WHAT THIS TASK INVOLVES - Hunt for the word "structured" across the entries below, copying each line that holds it.
━━ INPUT ━━
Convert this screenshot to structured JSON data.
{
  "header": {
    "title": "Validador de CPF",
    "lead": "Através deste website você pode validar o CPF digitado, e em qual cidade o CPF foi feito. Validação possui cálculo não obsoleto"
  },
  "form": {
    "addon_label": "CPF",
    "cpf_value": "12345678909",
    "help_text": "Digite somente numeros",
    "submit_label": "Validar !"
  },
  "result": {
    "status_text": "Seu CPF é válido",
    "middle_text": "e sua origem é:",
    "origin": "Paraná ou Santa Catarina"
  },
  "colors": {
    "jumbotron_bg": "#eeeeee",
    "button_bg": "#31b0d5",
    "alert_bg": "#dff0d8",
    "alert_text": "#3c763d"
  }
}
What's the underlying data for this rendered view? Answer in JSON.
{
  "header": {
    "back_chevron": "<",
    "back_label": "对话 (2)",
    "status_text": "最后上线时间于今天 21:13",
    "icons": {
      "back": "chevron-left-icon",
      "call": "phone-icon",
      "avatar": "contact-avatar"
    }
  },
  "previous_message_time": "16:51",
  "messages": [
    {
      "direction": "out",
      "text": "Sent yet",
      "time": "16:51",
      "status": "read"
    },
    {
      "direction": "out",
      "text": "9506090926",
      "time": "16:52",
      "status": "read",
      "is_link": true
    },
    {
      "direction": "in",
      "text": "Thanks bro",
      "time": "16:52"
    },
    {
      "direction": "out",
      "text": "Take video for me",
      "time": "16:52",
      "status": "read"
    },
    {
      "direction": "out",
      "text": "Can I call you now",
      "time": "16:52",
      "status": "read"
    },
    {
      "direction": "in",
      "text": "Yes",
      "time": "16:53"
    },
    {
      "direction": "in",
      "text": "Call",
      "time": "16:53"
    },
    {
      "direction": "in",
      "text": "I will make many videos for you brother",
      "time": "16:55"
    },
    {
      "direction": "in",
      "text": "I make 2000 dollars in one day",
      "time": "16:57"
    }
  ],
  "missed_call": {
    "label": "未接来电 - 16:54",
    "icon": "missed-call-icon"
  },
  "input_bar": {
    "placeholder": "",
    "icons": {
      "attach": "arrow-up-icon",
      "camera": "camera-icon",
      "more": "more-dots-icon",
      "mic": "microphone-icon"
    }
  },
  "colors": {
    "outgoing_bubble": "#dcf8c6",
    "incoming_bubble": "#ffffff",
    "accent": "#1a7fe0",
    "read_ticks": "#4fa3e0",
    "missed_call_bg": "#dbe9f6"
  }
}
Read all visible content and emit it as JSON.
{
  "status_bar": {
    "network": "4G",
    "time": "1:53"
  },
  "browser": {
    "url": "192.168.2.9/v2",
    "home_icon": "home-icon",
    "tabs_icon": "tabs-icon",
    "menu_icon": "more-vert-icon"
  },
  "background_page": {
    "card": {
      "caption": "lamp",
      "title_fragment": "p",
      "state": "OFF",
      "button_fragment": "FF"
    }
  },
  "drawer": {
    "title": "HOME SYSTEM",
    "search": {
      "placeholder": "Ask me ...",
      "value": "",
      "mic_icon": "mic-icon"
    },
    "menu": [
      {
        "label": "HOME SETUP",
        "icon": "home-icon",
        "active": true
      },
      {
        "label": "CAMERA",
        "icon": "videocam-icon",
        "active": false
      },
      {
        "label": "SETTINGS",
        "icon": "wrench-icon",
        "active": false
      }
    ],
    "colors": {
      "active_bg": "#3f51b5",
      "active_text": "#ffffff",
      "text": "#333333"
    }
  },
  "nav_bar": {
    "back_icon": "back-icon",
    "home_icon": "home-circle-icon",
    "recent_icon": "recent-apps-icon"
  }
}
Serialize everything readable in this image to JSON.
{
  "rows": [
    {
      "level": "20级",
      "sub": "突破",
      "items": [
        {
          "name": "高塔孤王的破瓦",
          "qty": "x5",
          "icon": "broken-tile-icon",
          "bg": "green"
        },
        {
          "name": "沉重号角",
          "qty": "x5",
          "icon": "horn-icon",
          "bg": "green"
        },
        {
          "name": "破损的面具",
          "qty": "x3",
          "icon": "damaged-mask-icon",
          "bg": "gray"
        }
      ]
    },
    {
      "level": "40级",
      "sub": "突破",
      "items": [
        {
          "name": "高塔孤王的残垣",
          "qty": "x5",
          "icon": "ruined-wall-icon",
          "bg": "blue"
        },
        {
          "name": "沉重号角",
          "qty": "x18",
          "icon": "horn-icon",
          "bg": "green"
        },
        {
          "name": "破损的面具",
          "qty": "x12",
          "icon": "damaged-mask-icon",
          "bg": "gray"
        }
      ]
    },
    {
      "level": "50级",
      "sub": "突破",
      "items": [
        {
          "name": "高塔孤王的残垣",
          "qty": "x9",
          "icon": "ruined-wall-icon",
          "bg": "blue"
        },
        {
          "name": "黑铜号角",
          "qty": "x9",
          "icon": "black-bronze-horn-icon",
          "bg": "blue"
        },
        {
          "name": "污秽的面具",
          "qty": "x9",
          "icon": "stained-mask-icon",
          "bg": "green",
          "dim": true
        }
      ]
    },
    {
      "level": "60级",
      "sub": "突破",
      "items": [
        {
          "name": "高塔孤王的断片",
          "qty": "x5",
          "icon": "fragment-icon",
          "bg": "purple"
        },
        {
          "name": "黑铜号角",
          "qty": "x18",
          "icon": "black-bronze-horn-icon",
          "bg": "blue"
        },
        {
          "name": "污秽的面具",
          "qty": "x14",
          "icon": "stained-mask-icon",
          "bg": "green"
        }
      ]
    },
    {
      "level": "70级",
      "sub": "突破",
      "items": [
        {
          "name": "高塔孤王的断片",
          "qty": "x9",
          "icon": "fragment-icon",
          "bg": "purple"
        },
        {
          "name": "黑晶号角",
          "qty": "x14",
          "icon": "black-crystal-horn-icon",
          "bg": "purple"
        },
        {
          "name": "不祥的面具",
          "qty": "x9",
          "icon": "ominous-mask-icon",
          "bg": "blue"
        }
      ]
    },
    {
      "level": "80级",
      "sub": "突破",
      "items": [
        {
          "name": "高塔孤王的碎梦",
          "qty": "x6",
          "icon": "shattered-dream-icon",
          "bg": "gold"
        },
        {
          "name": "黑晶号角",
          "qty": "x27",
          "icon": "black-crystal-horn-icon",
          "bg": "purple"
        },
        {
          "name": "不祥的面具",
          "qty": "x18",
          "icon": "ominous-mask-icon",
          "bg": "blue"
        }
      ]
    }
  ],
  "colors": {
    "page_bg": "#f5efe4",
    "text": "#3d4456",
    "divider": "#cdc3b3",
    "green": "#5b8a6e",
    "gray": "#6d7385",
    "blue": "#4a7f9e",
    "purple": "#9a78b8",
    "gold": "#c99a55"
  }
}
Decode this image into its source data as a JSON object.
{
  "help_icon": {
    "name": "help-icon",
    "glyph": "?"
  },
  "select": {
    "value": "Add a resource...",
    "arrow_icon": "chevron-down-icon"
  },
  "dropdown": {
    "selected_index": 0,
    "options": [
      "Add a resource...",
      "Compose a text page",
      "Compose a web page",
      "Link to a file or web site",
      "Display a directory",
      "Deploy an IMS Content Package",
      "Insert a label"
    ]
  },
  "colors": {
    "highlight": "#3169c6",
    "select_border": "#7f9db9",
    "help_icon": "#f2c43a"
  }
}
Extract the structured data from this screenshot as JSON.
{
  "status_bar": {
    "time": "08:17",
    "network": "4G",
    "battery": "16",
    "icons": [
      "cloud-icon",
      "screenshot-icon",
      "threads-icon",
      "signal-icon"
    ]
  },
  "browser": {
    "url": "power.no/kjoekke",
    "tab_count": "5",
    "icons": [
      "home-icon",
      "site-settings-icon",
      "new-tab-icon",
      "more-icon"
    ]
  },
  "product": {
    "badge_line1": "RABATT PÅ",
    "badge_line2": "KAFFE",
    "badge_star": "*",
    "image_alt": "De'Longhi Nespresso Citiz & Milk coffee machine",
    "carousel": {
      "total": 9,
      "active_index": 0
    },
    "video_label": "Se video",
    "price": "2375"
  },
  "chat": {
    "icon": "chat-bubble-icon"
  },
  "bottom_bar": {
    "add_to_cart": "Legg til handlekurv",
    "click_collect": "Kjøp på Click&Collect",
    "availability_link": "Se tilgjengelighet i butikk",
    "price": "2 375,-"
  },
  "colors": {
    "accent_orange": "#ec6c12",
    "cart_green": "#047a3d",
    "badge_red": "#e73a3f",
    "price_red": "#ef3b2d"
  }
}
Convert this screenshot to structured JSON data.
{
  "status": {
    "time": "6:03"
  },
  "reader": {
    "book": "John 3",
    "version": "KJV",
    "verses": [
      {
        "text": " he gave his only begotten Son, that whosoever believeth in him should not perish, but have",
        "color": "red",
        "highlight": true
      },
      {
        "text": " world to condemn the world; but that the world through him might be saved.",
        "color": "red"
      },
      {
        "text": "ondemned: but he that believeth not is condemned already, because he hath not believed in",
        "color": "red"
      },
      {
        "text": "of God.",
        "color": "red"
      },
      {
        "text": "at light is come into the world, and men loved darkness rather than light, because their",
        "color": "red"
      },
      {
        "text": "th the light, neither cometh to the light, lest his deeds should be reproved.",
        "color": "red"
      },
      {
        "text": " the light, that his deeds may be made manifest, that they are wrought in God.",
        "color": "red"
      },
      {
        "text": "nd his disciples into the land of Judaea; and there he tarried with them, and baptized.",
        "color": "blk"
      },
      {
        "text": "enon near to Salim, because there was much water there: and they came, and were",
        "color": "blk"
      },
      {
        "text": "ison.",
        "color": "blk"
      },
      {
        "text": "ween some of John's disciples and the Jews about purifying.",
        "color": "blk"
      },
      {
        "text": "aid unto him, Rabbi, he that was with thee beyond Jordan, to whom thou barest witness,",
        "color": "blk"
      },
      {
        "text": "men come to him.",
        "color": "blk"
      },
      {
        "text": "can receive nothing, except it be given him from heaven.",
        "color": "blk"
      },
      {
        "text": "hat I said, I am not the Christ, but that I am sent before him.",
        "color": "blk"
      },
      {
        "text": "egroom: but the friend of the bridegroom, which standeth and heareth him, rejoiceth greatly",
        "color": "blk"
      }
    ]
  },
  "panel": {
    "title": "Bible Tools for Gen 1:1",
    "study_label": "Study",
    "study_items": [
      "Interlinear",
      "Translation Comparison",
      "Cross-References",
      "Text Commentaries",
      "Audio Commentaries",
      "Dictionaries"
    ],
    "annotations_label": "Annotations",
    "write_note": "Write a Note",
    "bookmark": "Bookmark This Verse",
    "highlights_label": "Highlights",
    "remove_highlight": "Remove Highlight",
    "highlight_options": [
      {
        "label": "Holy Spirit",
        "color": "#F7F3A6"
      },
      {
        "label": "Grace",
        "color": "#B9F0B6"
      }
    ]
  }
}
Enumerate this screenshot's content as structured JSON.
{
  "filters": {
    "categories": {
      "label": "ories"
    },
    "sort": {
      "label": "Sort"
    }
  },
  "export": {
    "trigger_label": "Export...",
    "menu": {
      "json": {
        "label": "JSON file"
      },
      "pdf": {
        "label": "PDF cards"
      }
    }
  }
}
━━━
FINISHED EXERCISE -
Convert this screenshot to structured JSON data.
Extract the structured data from this screenshot as JSON.
Convert this screenshot to structured JSON data.
Enumerate this screenshot's content as structured JSON.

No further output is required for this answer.